— TEXTO MOSTRADO —
····················
Beato Pedro de Alcántara

Colosenses 3, 12-17
Salmo 150, 1-6

Jesús dijo a sus discípulos: Yo les digo a ustedes que me escuchan: Amen a sus enemigos, hagan el bien a los que los odian. Bendigan a los que los maldicen, rueguen por lo que los difaman.
Al que te pegue en una mejilla, preséntale también la otra; al que te quite el manto, no le niegues la túnica. Dale a todo el que te pida, y al que tome lo tuyo no se lo reclames.
Hagan por lo demás lo que quieren que los hombres hagan por ustedes.
Si aman a aquéllos que los aman, ¿qué mérito tienen? Porque hasta los pecadores aman a aquéllos que los aman.
Si hacen el bien a aquéllos que se lo hacen a ustedes, ¿qué mérito tienen? Eso lo hacen también los pecadores.
Y si prestan a aquéllos de quienes esperan recibir, ¿qué mérito tienen? También los pecadores prestan a los pecadores, para recibir de ellos lo mismo.
Amen a sus enemigos, hagan el bien y presten sin esperar nada en cambio. Entonces la recompensa de ustedes será grande y serán hijos del Altísimo, porque él es bueno con los desagradecidos y los malos. Sean misericordiosos, como el Padre de ustedes es misericordioso.
····················
Datos de segmentación de páginas:
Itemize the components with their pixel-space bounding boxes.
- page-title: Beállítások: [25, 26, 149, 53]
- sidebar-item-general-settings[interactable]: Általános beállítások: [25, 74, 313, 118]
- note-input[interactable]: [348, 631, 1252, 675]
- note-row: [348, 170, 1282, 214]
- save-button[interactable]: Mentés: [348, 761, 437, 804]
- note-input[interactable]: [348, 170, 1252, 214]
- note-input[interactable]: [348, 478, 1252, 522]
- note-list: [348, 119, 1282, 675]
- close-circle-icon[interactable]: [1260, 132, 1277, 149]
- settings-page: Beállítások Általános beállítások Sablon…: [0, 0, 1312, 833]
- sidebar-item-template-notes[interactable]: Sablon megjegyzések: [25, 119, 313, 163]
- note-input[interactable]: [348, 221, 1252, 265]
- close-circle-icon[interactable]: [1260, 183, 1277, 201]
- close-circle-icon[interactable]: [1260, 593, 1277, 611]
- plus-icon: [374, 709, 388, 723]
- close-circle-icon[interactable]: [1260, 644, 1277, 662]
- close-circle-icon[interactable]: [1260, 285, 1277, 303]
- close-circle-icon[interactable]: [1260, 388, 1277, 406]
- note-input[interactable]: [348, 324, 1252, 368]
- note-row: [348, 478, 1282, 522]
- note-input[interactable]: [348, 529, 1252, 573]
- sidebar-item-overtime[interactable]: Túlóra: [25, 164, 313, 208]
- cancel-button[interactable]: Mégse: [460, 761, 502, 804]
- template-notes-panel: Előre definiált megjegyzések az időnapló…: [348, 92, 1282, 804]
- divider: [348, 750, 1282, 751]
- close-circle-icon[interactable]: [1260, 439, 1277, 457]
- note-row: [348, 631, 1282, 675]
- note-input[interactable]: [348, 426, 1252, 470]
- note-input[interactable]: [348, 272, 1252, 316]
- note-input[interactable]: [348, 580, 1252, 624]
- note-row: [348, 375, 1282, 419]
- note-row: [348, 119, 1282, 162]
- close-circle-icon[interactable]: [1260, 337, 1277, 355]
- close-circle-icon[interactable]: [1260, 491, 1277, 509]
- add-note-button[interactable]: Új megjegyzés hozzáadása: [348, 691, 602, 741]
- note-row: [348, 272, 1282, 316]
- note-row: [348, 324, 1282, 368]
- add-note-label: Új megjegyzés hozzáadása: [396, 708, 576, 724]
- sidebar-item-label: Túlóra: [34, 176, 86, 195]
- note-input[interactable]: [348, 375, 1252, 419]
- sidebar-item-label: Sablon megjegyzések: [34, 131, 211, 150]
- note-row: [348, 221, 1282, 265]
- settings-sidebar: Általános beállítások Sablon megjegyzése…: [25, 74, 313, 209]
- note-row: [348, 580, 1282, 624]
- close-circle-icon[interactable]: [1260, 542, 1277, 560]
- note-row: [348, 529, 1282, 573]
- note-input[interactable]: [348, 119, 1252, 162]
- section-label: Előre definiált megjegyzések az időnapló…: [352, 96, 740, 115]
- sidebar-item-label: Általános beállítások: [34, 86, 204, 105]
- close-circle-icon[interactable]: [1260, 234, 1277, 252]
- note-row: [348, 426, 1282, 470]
····················
— DESCRIPCIÓN DE LA TAREA —
¿Puedes continuar la lectura sobre el amor a los enemigos a partir de su última oración?

— ESPACIO DE RESPUESTA —
Este pasaje del Evangelio nos pone frente al corazón mismo del mensaje de Jesús: el amor que va más allá de lo humano, el amor que imita al Padre.
Amar a quienes nos aman es natural, no requiere gracia especial. Pero Jesús nos llama a un amor que rompe la lógica del mundo, que no responde con odio al odio, ni con venganza a la ofensa. Nos invita a amar a los enemigos, a bendecir a los que nos maldicen, a orar por los que nos hacen daño. Eso no es debilidad, es fortaleza que nace de Dios, porque sólo quien se sabe amado por el Padre puede dar un paso tan alto.

El discípulo de Cristo está llamado a vivir en gratuidad: hacer el bien sin esperar recompensa, dar sin esperar recibir, perdonar sin llevar cuentas. Esa es la manera en que se refleja en nosotros la bondad del Altísimo, que hace salir el sol sobre buenos y malos, que no deja de ser Padre aun cuando sus hijos le vuelven la espalda.
Ser misericordiosos como el Padre significa dejar que su amor nos transforme, hasta el punto de mirar al otro –incluso al enemigo– con ojos nuevos. No se trata de justificar el mal, sino de responder con un amor que no se deja contaminar por el odio.

Este camino es difícil, pero es también el único que da paz verdadera y libertad interior. Al amar sin medida, nos hacemos hijos en el Hijo, herederos de la alegría del Reino.


MÁXIMA
Ama a todos sin distinción


Su sangre (de Jesús) ha gritado misericordia en la eternidad por ti, por mí, por el primer hombre y por el último. Cuando te presentes ante el gran Juez verás a tus antepasados cubiertos por esta sagrada sangre, como lo estarás tú mismo. ¡Oh hermano mío!, entonces ¿qué será de tus excusas? (Memorial 67)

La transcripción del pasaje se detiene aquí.